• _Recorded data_
□ □ □ □ □ □ □
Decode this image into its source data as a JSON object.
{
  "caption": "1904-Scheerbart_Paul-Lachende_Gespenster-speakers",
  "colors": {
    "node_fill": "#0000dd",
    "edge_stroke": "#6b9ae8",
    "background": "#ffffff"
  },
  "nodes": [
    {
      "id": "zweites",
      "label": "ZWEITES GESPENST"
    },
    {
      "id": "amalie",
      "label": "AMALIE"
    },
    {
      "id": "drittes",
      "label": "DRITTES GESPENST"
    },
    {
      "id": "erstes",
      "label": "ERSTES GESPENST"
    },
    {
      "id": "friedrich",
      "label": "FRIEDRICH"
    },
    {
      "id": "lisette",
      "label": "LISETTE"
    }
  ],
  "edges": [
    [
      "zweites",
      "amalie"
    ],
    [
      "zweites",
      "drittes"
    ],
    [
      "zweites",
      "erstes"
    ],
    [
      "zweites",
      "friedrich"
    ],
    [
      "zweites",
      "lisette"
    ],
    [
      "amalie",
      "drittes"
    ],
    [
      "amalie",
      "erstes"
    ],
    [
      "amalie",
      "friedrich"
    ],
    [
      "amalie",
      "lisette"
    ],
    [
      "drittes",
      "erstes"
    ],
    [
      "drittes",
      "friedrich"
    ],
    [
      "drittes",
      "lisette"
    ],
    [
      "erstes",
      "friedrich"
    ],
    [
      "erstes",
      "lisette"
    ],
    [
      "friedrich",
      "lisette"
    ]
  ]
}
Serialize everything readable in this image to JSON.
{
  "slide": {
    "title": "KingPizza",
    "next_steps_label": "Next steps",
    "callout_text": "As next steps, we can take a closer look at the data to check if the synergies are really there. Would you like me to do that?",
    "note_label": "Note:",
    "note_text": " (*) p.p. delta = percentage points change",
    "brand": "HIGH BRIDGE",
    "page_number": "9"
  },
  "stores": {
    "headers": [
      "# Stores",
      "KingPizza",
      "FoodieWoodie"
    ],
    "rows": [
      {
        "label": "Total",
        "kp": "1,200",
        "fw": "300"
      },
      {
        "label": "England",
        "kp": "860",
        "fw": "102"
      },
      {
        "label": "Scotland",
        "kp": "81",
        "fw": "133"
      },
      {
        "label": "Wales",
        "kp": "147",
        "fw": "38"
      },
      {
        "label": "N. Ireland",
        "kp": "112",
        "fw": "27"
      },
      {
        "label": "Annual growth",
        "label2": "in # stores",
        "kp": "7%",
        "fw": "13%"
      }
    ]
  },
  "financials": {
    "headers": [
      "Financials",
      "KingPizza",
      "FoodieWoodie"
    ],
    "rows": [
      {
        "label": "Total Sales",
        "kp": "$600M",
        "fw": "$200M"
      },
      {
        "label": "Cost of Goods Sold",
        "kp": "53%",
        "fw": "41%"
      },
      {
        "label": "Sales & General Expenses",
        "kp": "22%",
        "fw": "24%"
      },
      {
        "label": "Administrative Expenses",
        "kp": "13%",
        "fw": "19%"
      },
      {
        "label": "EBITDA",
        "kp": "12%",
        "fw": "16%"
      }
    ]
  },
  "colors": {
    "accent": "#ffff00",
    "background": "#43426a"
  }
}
□ □ □ □ □ □ □
• _Required work_
Transcribe all entries exactly as they are given.

• _Response below_
Decode this image into its source data as a JSON object.
{
  "caption": "1904-Scheerbart_Paul-Lachende_Gespenster-speakers",
  "colors": {
    "node_fill": "#0000dd",
    "edge_stroke": "#6b9ae8",
    "background": "#ffffff"
  },
  "nodes": [
    {
      "id": "zweites",
      "label": "ZWEITES GESPENST"
    },
    {
      "id": "amalie",
      "label": "AMALIE"
    },
    {
      "id": "drittes",
      "label": "DRITTES GESPENST"
    },
    {
      "id": "erstes",
      "label": "ERSTES GESPENST"
    },
    {
      "id": "friedrich",
      "label": "FRIEDRICH"
    },
    {
      "id": "lisette",
      "label": "LISETTE"
    }
  ],
  "edges": [
    [
      "zweites",
      "amalie"
    ],
    [
      "zweites",
      "drittes"
    ],
    [
      "zweites",
      "erstes"
    ],
    [
      "zweites",
      "friedrich"
    ],
    [
      "zweites",
      "lisette"
    ],
    [
      "amalie",
      "drittes"
    ],
    [
      "amalie",
      "erstes"
    ],
    [
      "amalie",
      "friedrich"
    ],
    [
      "amalie",
      "lisette"
    ],
    [
      "drittes",
      "erstes"
    ],
    [
      "drittes",
      "friedrich"
    ],
    [
      "drittes",
      "lisette"
    ],
    [
      "erstes",
      "friedrich"
    ],
    [
      "erstes",
      "lisette"
    ],
    [
      "friedrich",
      "lisette"
    ]
  ]
}
Serialize everything readable in this image to JSON.
{
  "slide": {
    "title": "KingPizza",
    "next_steps_label": "Next steps",
    "callout_text": "As next steps, we can take a closer look at the data to check if the synergies are really there. Would you like me to do that?",
    "note_label": "Note:",
    "note_text": " (*) p.p. delta = percentage points change",
    "brand": "HIGH BRIDGE",
    "page_number": "9"
  },
  "stores": {
    "headers": [
      "# Stores",
      "KingPizza",
      "FoodieWoodie"
    ],
    "rows": [
      {
        "label": "Total",
        "kp": "1,200",
        "fw": "300"
      },
      {
        "label": "England",
        "kp": "860",
        "fw": "102"
      },
      {
        "label": "Scotland",
        "kp": "81",
        "fw": "133"
      },
      {
        "label": "Wales",
        "kp": "147",
        "fw": "38"
      },
      {
        "label": "N. Ireland",
        "kp": "112",
        "fw": "27"
      },
      {
        "label": "Annual growth",
        "label2": "in # stores",
        "kp": "7%",
        "fw": "13%"
      }
    ]
  },
  "financials": {
    "headers": [
      "Financials",
      "KingPizza",
      "FoodieWoodie"
    ],
    "rows": [
      {
        "label": "Total Sales",
        "kp": "$600M",
        "fw": "$200M"
      },
      {
        "label": "Cost of Goods Sold",
        "kp": "53%",
        "fw": "41%"
      },
      {
        "label": "Sales & General Expenses",
        "kp": "22%",
        "fw": "24%"
      },
      {
        "label": "Administrative Expenses",
        "kp": "13%",
        "fw": "19%"
      },
      {
        "label": "EBITDA",
        "kp": "12%",
        "fw": "16%"
      }
    ]
  },
  "colors": {
    "accent": "#ffff00",
    "background": "#43426a"
  }
}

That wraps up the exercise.